>> START
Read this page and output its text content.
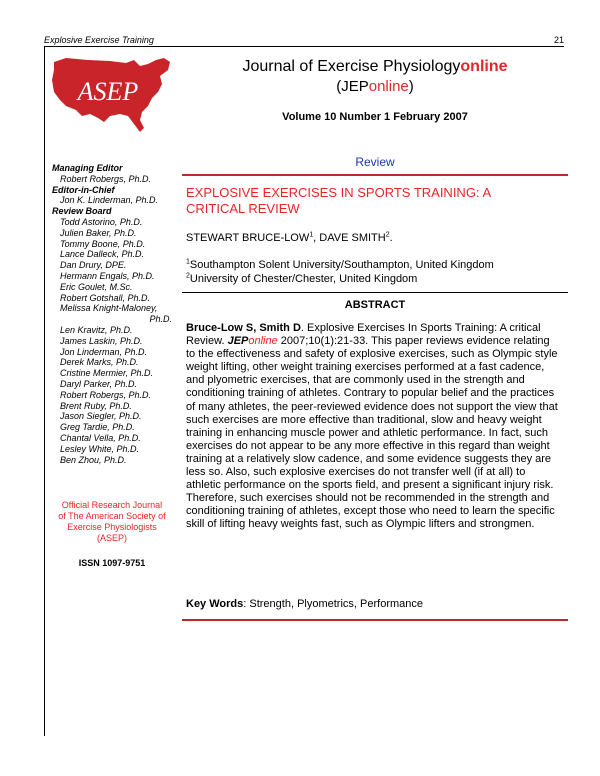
Explosive Exercise Training	21
ASEP
Journal of Exercise Physiologyonline
(JEPonline)
Volume 10 Number 1 February 2007
Managing Editor
Robert Robergs, Ph.D.
Editor-in-Chief
Jon K. Linderman, Ph.D.
Review Board
Todd Astorino, Ph.D.
Julien Baker, Ph.D.
Tommy Boone, Ph.D.
Lance Dalleck, Ph.D.
Dan Drury, DPE.
Hermann Engals, Ph.D.
Eric Goulet, M.Sc.
Robert Gotshall, Ph.D.
Melissa Knight-Maloney,
Ph.D.
Len Kravitz, Ph.D.
James Laskin, Ph.D.
Jon Linderman, Ph.D.
Derek Marks, Ph.D.
Cristine Mermier, Ph.D.
Daryl Parker, Ph.D.
Robert Robergs, Ph.D.
Brent Ruby, Ph.D.
Jason Siegler, Ph.D.
Greg Tardie, Ph.D.
Chantal Vella, Ph.D.
Lesley White, Ph.D.
Ben Zhou, Ph.D.
Official Research Journal
of The American Society of
Exercise Physiologists
(ASEP)
ISSN 1097-9751
Review
EXPLOSIVE EXERCISES IN SPORTS TRAINING: A
CRITICAL REVIEW
STEWART BRUCE-LOW$^1$, DAVE SMITH$^2$.
$^1$Southampton Solent University/Southampton, United Kingdom
$^2$University of Chester/Chester, United Kingdom
ABSTRACT
Bruce-Low S, Smith D. Explosive Exercises In Sports Training: A critical Review. JEPonline 2007;10(1):21-33. This paper reviews evidence relating to the effectiveness and safety of explosive exercises, such as Olympic style weight lifting, other weight training exercises performed at a fast cadence, and plyometric exercises, that are commonly used in the strength and conditioning training of athletes. Contrary to popular belief and the practices of many athletes, the peer-reviewed evidence does not support the view that such exercises are more effective than traditional, slow and heavy weight training in enhancing muscle power and athletic performance. In fact, such exercises do not appear to be any more effective in this regard than weight training at a relatively slow cadence, and some evidence suggests they are less so. Also, such explosive exercises do not transfer well (if at all) to athletic performance on the sports field, and present a significant injury risk. Therefore, such exercises should not be recommended in the strength and conditioning training of athletes, except those who need to learn the specific skill of lifting heavy weights fast, such as Olympic lifters and strongmen.
Key Words: Strength, Plyometrics, Performance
>> END
• _Stated problem_
Copy the listing exactly. Any image in it stays out of the copy.

• _Response to the task_
Read this page and output its text content.
Explosive Exercise Training	21
ASEP
Journal of Exercise Physiologyonline
(JEPonline)
Volume 10 Number 1 February 2007
Managing Editor
Robert Robergs, Ph.D.
Editor-in-Chief
Jon K. Linderman, Ph.D.
Review Board
Todd Astorino, Ph.D.
Julien Baker, Ph.D.
Tommy Boone, Ph.D.
Lance Dalleck, Ph.D.
Dan Drury, DPE.
Hermann Engals, Ph.D.
Eric Goulet, M.Sc.
Robert Gotshall, Ph.D.
Melissa Knight-Maloney,
Ph.D.
Len Kravitz, Ph.D.
James Laskin, Ph.D.
Jon Linderman, Ph.D.
Derek Marks, Ph.D.
Cristine Mermier, Ph.D.
Daryl Parker, Ph.D.
Robert Robergs, Ph.D.
Brent Ruby, Ph.D.
Jason Siegler, Ph.D.
Greg Tardie, Ph.D.
Chantal Vella, Ph.D.
Lesley White, Ph.D.
Ben Zhou, Ph.D.
Official Research Journal
of The American Society of
Exercise Physiologists
(ASEP)
ISSN 1097-9751
Review
EXPLOSIVE EXERCISES IN SPORTS TRAINING: A
CRITICAL REVIEW
STEWART BRUCE-LOW$^1$, DAVE SMITH$^2$.
$^1$Southampton Solent University/Southampton, United Kingdom
$^2$University of Chester/Chester, United Kingdom
ABSTRACT
Bruce-Low S, Smith D. Explosive Exercises In Sports Training: A critical Review. JEPonline 2007;10(1):21-33. This paper reviews evidence relating to the effectiveness and safety of explosive exercises, such as Olympic style weight lifting, other weight training exercises performed at a fast cadence, and plyometric exercises, that are commonly used in the strength and conditioning training of athletes. Contrary to popular belief and the practices of many athletes, the peer-reviewed evidence does not support the view that such exercises are more effective than traditional, slow and heavy weight training in enhancing muscle power and athletic performance. In fact, such exercises do not appear to be any more effective in this regard than weight training at a relatively slow cadence, and some evidence suggests they are less so. Also, such explosive exercises do not transfer well (if at all) to athletic performance on the sports field, and present a significant injury risk. Therefore, such exercises should not be recommended in the strength and conditioning training of athletes, except those who need to learn the specific skill of lifting heavy weights fast, such as Olympic lifters and strongmen.
Key Words: Strength, Plyometrics, Performance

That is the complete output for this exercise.